- Goal of the exercise -
Select the lines below containing the word "toán".

- Supplied information -

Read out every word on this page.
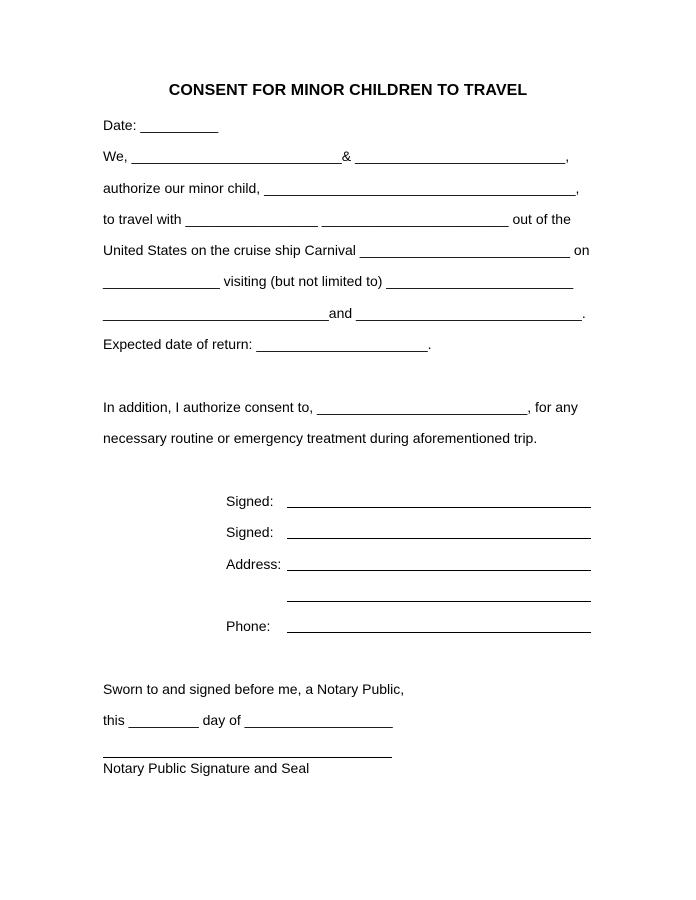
CONSENT FOR MINOR CHILDREN TO TRAVEL
Date: __________
We, ___________________________& ___________________________,
authorize our minor child, ________________________________________,
to travel with _________________ ________________________ out of the
United States on the cruise ship Carnival ___________________________ on
_______________ visiting (but not limited to) ________________________
_____________________________and _____________________________.
Expected date of return: ______________________.
In addition, I authorize consent to, ___________________________, for any
necessary routine or emergency treatment during aforementioned trip.
Signed:
Signed:
Address:
Phone:
Sworn to and signed before me, a Notary Public,
this _________ day of ___________________
Notary Public Signature and Seal
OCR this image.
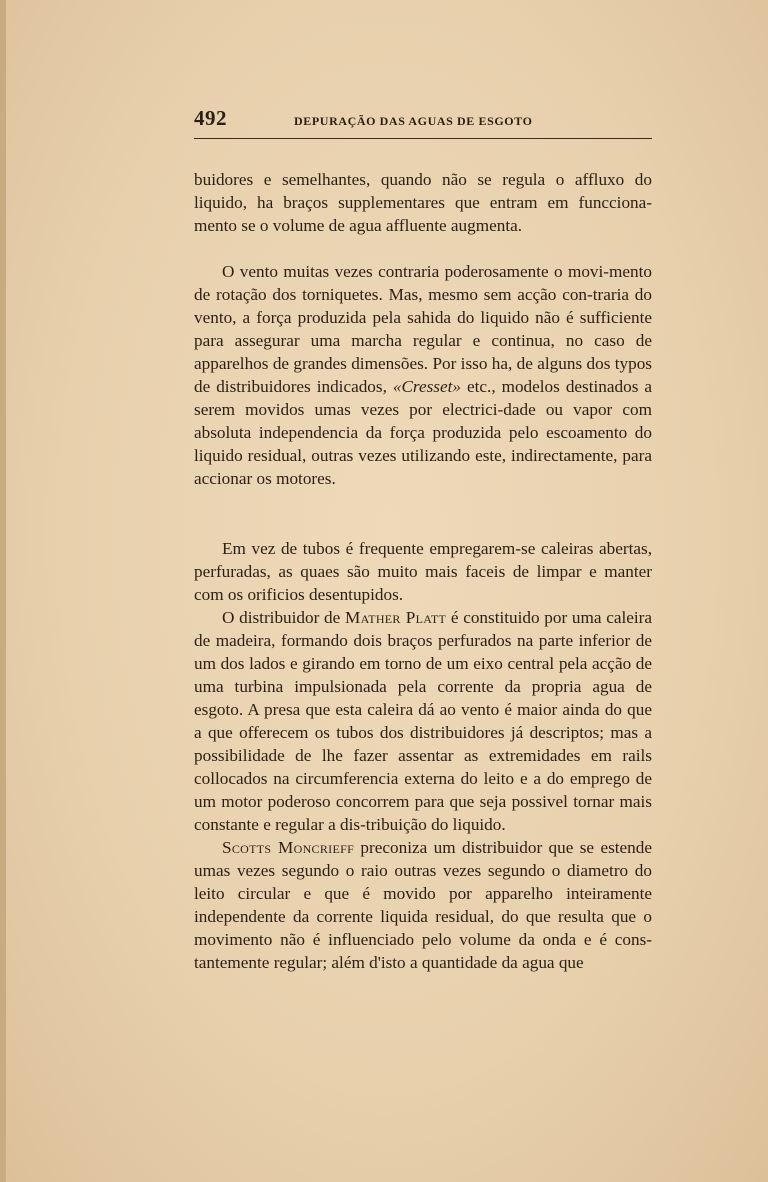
492	DEPURAÇÃO DAS AGUAS DE ESGOTO

buidores e semelhantes, quando não se regula o affluxo do liquido, ha braços supplementares que entram em funcciona-mento se o volume de agua affluente augmenta.

O vento muitas vezes contraria poderosamente o movi-mento de rotação dos torniquetes. Mas, mesmo sem acção con-traria do vento, a força produzida pela sahida do liquido não é sufficiente para assegurar uma marcha regular e continua, no caso de apparelhos de grandes dimensões. Por isso ha, de alguns dos typos de distribuidores indicados, «Cresset» etc., modelos destinados a serem movidos umas vezes por electrici-dade ou vapor com absoluta independencia da força produzida pelo escoamento do liquido residual, outras vezes utilizando este, indirectamente, para accionar os motores.

Em vez de tubos é frequente empregarem-se caleiras abertas, perfuradas, as quaes são muito mais faceis de limpar e manter com os orificios desentupidos.

O distribuidor de Mather Platt é constituido por uma caleira de madeira, formando dois braços perfurados na parte inferior de um dos lados e girando em torno de um eixo central pela acção de uma turbina impulsionada pela corrente da propria agua de esgoto. A presa que esta caleira dá ao vento é maior ainda do que a que offerecem os tubos dos distribuidores já descriptos; mas a possibilidade de lhe fazer assentar as extremidades em rails collocados na circumferencia externa do leito e a do emprego de um motor poderoso concorrem para que seja possivel tornar mais constante e regular a dis-tribuição do liquido.

Scotts Moncrieff preconiza um distribuidor que se estende umas vezes segundo o raio outras vezes segundo o diametro do leito circular e que é movido por apparelho inteiramente independente da corrente liquida residual, do que resulta que o movimento não é influenciado pelo volume da onda e é cons-tantemente regular; além d'isto a quantidade da agua que
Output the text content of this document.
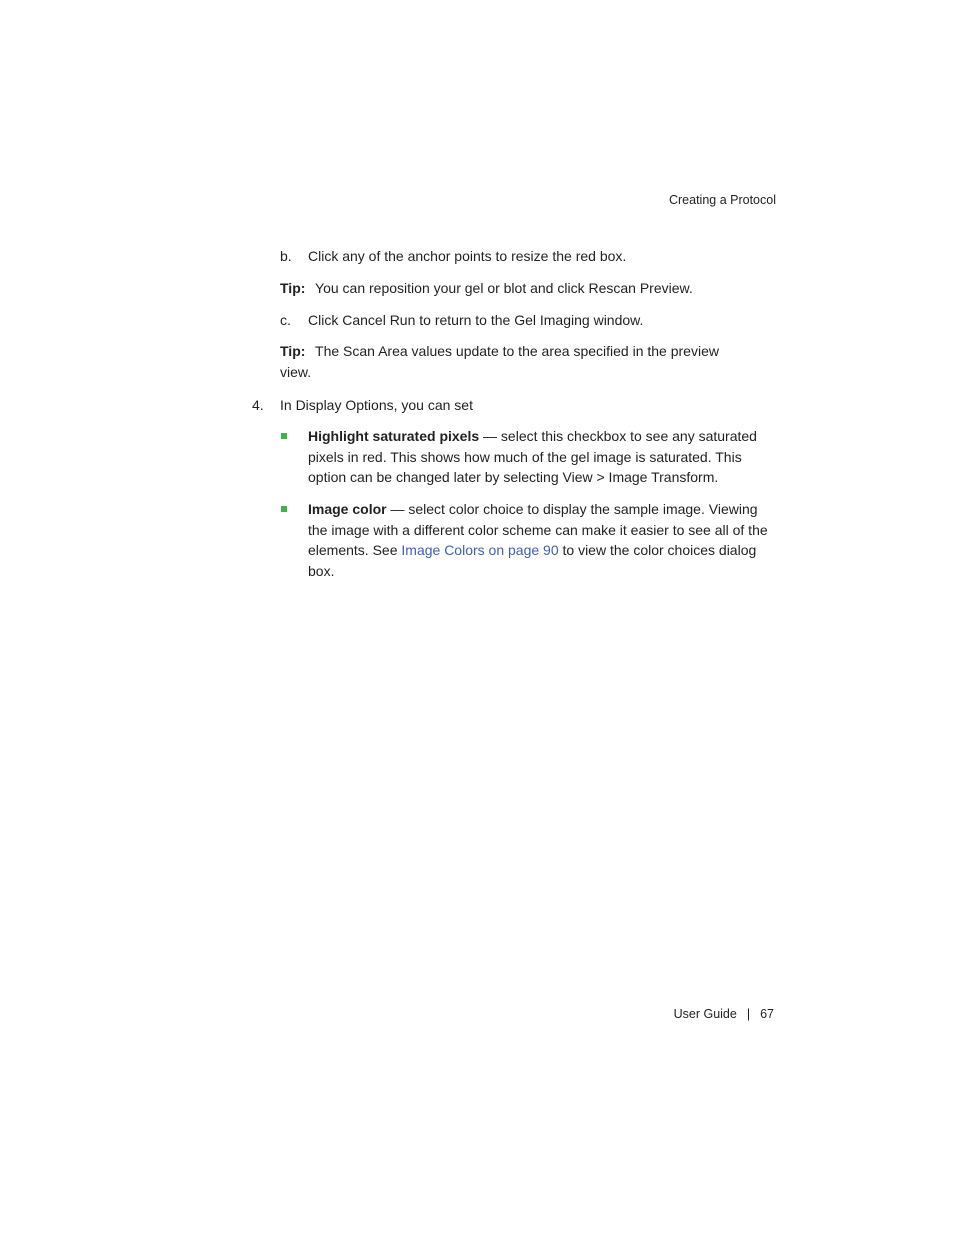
Creating a Protocol
b. Click any of the anchor points to resize the red box.
Tip: You can reposition your gel or blot and click Rescan Preview.
c. Click Cancel Run to return to the Gel Imaging window.
Tip: The Scan Area values update to the area specified in the preview view.
4. In Display Options, you can set
Highlight saturated pixels — select this checkbox to see any saturated pixels in red. This shows how much of the gel image is saturated. This option can be changed later by selecting View > Image Transform.
Image color — select color choice to display the sample image. Viewing the image with a different color scheme can make it easier to see all of the elements. See Image Colors on page 90 to view the color choices dialog box.
User Guide | 67
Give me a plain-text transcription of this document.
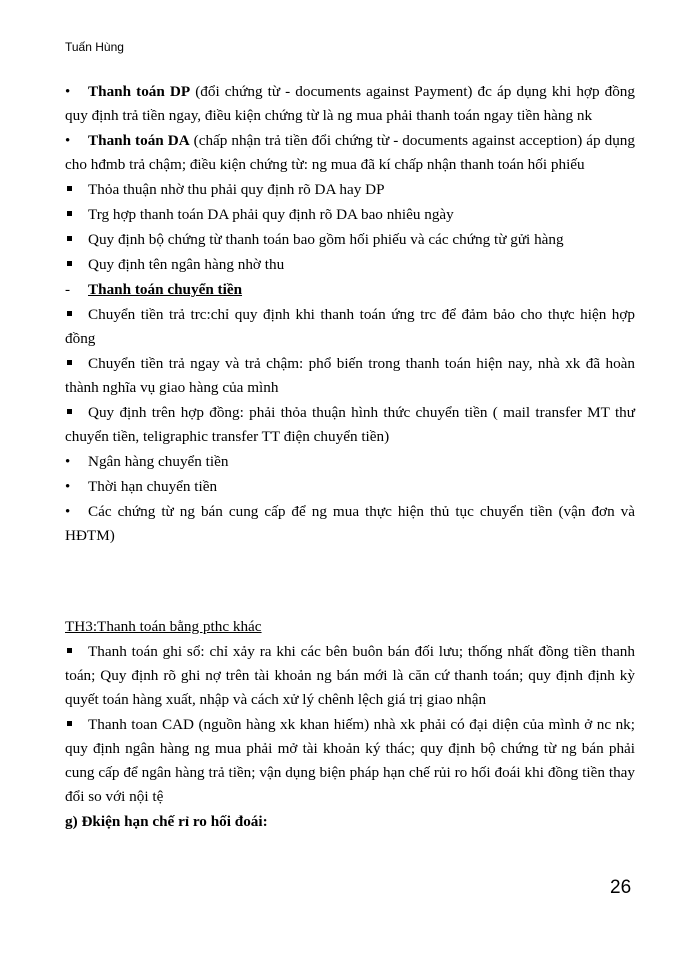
Tuấn Hùng

•Thanh toán DP (đổi chứng từ - documents against Payment) đc áp dụng khi hợp đồng quy định trả tiền ngay, điều kiện chứng từ là ng mua phải thanh toán ngay tiền hàng nk

•Thanh toán DA (chấp nhận trả tiền đổi chứng từ - documents against acception) áp dụng cho hđmb trả chậm; điều kiện chứng từ: ng mua đã kí chấp nhận thanh toán hối phiếu

Thỏa thuận nhờ thu phải quy định rõ DA hay DP

Trg hợp thanh toán DA phải quy định rõ DA bao nhiêu ngày

Quy định bộ chứng từ thanh toán bao gồm hối phiếu và các chứng từ gửi hàng

Quy định tên ngân hàng nhờ thu

-Thanh toán chuyển tiền

Chuyển tiền trả trc:chỉ quy định khi thanh toán ứng trc để đảm bảo cho thực hiện hợp đồng

Chuyển tiền trả ngay và trả chậm: phổ biến trong thanh toán hiện nay, nhà xk đã hoàn thành nghĩa vụ giao hàng của mình

Quy định trên hợp đồng: phải thỏa thuận hình thức chuyển tiền ( mail transfer MT thư chuyển tiền, teligraphic transfer TT điện chuyển tiền)

•Ngân hàng chuyển tiền

•Thời hạn chuyển tiền

•Các chứng từ ng bán cung cấp để ng mua thực hiện thủ tục chuyển tiền (vận đơn và HĐTM)

TH3:Thanh toán bằng pthc khác

Thanh toán ghi sổ: chỉ xảy ra khi các bên buôn bán đối lưu; thống nhất đồng tiền thanh toán; Quy định rõ ghi nợ trên tài khoản ng bán mới là căn cứ thanh toán; quy định định kỳ quyết toán hàng xuất, nhập và cách xử lý chênh lệch giá trị giao nhận

Thanh toan CAD (nguồn hàng xk khan hiếm) nhà xk phải có đại diện của mình ở nc nk; quy định ngân hàng ng mua phải mở tài khoản ký thác; quy định bộ chứng từ ng bán phải cung cấp để ngân hàng trả tiền; vận dụng biện pháp hạn chế rủi ro hối đoái khi đồng tiền thay đổi so với nội tệ

g) Đkiện hạn chế rỉ ro hối đoái:

26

- Expected answer -
•Thanh toán DP (đổi chứng từ - documents against Payment) đc áp dụng khi hợp đồng quy định trả tiền ngay, điều kiện chứng từ là ng mua phải thanh toán ngay tiền hàng nk
•Thanh toán DA (chấp nhận trả tiền đổi chứng từ - documents against acception) áp dụng cho hđmb trả chậm; điều kiện chứng từ: ng mua đã kí chấp nhận thanh toán hối phiếu
Trg hợp thanh toán DA phải quy định rõ DA bao nhiêu ngày
Quy định bộ chứng từ thanh toán bao gồm hối phiếu và các chứng từ gửi hàng
-Thanh toán chuyển tiền
Chuyển tiền trả trc:chỉ quy định khi thanh toán ứng trc để đảm bảo cho thực hiện hợp đồng
Chuyển tiền trả ngay và trả chậm: phổ biến trong thanh toán hiện nay, nhà xk đã hoàn thành nghĩa vụ giao hàng của mình
TH3:Thanh toán bằng pthc khác
Thanh toán ghi sổ: chỉ xảy ra khi các bên buôn bán đối lưu; thống nhất đồng tiền thanh toán; Quy định rõ ghi nợ trên tài khoản ng bán mới là căn cứ thanh toán; quy định định kỳ quyết toán hàng xuất, nhập và cách xử lý chênh lệch giá trị giao nhận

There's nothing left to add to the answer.